++++ Task material ++++
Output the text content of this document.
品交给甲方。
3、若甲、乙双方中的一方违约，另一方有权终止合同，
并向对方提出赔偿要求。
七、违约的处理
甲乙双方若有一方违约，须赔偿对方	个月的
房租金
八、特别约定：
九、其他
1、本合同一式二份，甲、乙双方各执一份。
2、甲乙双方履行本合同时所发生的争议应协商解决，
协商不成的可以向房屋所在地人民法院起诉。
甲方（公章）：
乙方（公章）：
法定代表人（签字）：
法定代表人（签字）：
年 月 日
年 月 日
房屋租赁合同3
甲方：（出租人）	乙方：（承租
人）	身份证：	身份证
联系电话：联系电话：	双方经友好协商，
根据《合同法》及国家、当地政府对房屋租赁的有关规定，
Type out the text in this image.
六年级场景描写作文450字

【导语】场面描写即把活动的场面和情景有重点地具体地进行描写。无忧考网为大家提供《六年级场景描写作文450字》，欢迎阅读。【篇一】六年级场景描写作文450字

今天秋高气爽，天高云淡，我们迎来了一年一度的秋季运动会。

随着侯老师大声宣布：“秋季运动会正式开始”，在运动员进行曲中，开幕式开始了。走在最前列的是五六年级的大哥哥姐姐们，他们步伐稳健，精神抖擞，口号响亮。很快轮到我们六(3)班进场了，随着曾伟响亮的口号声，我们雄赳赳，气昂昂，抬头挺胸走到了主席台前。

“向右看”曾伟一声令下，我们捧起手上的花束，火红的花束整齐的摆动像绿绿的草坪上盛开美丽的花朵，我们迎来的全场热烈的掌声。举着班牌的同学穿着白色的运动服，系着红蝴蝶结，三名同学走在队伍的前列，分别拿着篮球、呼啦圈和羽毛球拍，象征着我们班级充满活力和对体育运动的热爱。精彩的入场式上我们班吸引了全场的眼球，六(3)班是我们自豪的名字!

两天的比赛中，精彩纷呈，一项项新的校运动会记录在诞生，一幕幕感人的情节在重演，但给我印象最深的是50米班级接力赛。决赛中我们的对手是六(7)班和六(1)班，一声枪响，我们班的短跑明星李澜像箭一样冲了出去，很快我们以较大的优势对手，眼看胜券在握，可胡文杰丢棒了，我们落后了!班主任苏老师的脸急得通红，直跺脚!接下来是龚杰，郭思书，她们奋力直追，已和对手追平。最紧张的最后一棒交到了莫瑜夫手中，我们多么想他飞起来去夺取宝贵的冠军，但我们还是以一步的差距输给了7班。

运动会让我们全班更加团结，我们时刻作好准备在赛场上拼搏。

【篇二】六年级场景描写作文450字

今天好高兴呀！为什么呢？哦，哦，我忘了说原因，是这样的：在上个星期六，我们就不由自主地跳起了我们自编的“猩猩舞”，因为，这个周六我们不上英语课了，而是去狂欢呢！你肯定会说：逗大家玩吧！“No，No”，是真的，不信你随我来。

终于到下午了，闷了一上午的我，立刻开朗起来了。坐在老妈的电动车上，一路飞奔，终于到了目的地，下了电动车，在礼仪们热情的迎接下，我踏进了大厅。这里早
++++
Task statement
Set down, unchanged, the line that contains "Type out the text in this image." together with every later line in the records, through the last one.

Result of the exercise
Type out the text in this image.
六年级场景描写作文450字

【导语】场面描写即把活动的场面和情景有重点地具体地进行描写。无忧考网为大家提供《六年级场景描写作文450字》，欢迎阅读。【篇一】六年级场景描写作文450字

今天秋高气爽，天高云淡，我们迎来了一年一度的秋季运动会。

随着侯老师大声宣布：“秋季运动会正式开始”，在运动员进行曲中，开幕式开始了。走在最前列的是五六年级的大哥哥姐姐们，他们步伐稳健，精神抖擞，口号响亮。很快轮到我们六(3)班进场了，随着曾伟响亮的口号声，我们雄赳赳，气昂昂，抬头挺胸走到了主席台前。

“向右看”曾伟一声令下，我们捧起手上的花束，火红的花束整齐的摆动像绿绿的草坪上盛开美丽的花朵，我们迎来的全场热烈的掌声。举着班牌的同学穿着白色的运动服，系着红蝴蝶结，三名同学走在队伍的前列，分别拿着篮球、呼啦圈和羽毛球拍，象征着我们班级充满活力和对体育运动的热爱。精彩的入场式上我们班吸引了全场的眼球，六(3)班是我们自豪的名字!

两天的比赛中，精彩纷呈，一项项新的校运动会记录在诞生，一幕幕感人的情节在重演，但给我印象最深的是50米班级接力赛。决赛中我们的对手是六(7)班和六(1)班，一声枪响，我们班的短跑明星李澜像箭一样冲了出去，很快我们以较大的优势对手，眼看胜券在握，可胡文杰丢棒了，我们落后了!班主任苏老师的脸急得通红，直跺脚!接下来是龚杰，郭思书，她们奋力直追，已和对手追平。最紧张的最后一棒交到了莫瑜夫手中，我们多么想他飞起来去夺取宝贵的冠军，但我们还是以一步的差距输给了7班。

运动会让我们全班更加团结，我们时刻作好准备在赛场上拼搏。

【篇二】六年级场景描写作文450字

今天好高兴呀！为什么呢？哦，哦，我忘了说原因，是这样的：在上个星期六，我们就不由自主地跳起了我们自编的“猩猩舞”，因为，这个周六我们不上英语课了，而是去狂欢呢！你肯定会说：逗大家玩吧！“No，No”，是真的，不信你随我来。

终于到下午了，闷了一上午的我，立刻开朗起来了。坐在老妈的电动车上，一路飞奔，终于到了目的地，下了电动车，在礼仪们热情的迎接下，我踏进了大厅。这里早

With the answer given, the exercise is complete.